→ Directions: Exactly reproduce the lines that follow.

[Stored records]
----------

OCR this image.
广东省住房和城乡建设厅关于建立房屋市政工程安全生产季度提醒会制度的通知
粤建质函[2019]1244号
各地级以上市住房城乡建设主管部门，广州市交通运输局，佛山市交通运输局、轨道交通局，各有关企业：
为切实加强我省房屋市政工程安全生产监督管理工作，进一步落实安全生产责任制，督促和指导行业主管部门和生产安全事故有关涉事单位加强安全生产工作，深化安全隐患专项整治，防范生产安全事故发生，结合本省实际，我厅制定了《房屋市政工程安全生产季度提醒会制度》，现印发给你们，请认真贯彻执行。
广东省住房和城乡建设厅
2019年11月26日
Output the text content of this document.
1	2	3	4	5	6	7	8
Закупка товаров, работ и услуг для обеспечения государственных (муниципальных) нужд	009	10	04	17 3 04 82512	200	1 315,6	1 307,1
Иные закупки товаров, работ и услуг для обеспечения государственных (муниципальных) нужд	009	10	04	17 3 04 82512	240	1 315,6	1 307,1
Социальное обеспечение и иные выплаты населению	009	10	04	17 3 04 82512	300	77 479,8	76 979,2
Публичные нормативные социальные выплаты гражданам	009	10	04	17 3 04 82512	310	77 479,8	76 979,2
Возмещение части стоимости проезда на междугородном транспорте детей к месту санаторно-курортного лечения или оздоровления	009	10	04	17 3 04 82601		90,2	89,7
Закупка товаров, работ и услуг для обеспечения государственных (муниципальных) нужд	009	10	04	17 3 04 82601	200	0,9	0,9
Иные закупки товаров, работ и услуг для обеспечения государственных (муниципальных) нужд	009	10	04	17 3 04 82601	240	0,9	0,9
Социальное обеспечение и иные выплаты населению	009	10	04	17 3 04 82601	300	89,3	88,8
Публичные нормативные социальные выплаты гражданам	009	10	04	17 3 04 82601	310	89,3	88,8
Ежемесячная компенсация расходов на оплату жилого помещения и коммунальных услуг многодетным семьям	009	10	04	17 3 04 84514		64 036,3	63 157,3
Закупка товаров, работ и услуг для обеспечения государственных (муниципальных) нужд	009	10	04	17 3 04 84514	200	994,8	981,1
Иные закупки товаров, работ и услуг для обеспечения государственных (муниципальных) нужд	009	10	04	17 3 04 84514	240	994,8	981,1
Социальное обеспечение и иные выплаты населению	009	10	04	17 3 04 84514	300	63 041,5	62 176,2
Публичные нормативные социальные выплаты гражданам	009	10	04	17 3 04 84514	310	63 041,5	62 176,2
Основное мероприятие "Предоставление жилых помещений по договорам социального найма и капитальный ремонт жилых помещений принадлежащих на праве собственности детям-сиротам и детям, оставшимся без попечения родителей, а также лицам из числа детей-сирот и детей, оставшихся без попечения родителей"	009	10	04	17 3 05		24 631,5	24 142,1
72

----------

→ Solution to this exercise:
OCR this image.
广东省住房和城乡建设厅关于建立房屋市政工程安全生产季度提醒会制度的通知
粤建质函[2019]1244号
各地级以上市住房城乡建设主管部门，广州市交通运输局，佛山市交通运输局、轨道交通局，各有关企业：
为切实加强我省房屋市政工程安全生产监督管理工作，进一步落实安全生产责任制，督促和指导行业主管部门和生产安全事故有关涉事单位加强安全生产工作，深化安全隐患专项整治，防范生产安全事故发生，结合本省实际，我厅制定了《房屋市政工程安全生产季度提醒会制度》，现印发给你们，请认真贯彻执行。
广东省住房和城乡建设厅
2019年11月26日
Output the text content of this document.
1	2	3	4	5	6	7	8
Закупка товаров, работ и услуг для обеспечения государственных (муниципальных) нужд	009	10	04	17 3 04 82512	200	1 315,6	1 307,1
Иные закупки товаров, работ и услуг для обеспечения государственных (муниципальных) нужд	009	10	04	17 3 04 82512	240	1 315,6	1 307,1
Социальное обеспечение и иные выплаты населению	009	10	04	17 3 04 82512	300	77 479,8	76 979,2
Публичные нормативные социальные выплаты гражданам	009	10	04	17 3 04 82512	310	77 479,8	76 979,2
Возмещение части стоимости проезда на междугородном транспорте детей к месту санаторно-курортного лечения или оздоровления	009	10	04	17 3 04 82601		90,2	89,7
Закупка товаров, работ и услуг для обеспечения государственных (муниципальных) нужд	009	10	04	17 3 04 82601	200	0,9	0,9
Иные закупки товаров, работ и услуг для обеспечения государственных (муниципальных) нужд	009	10	04	17 3 04 82601	240	0,9	0,9
Социальное обеспечение и иные выплаты населению	009	10	04	17 3 04 82601	300	89,3	88,8
Публичные нормативные социальные выплаты гражданам	009	10	04	17 3 04 82601	310	89,3	88,8
Ежемесячная компенсация расходов на оплату жилого помещения и коммунальных услуг многодетным семьям	009	10	04	17 3 04 84514		64 036,3	63 157,3
Закупка товаров, работ и услуг для обеспечения государственных (муниципальных) нужд	009	10	04	17 3 04 84514	200	994,8	981,1
Иные закупки товаров, работ и услуг для обеспечения государственных (муниципальных) нужд	009	10	04	17 3 04 84514	240	994,8	981,1
Социальное обеспечение и иные выплаты населению	009	10	04	17 3 04 84514	300	63 041,5	62 176,2
Публичные нормативные социальные выплаты гражданам	009	10	04	17 3 04 84514	310	63 041,5	62 176,2
Основное мероприятие "Предоставление жилых помещений по договорам социального найма и капитальный ремонт жилых помещений принадлежащих на праве собственности детям-сиротам и детям, оставшимся без попечения родителей, а также лицам из числа детей-сирот и детей, оставшихся без попечения родителей"	009	10	04	17 3 05		24 631,5	24 142,1
72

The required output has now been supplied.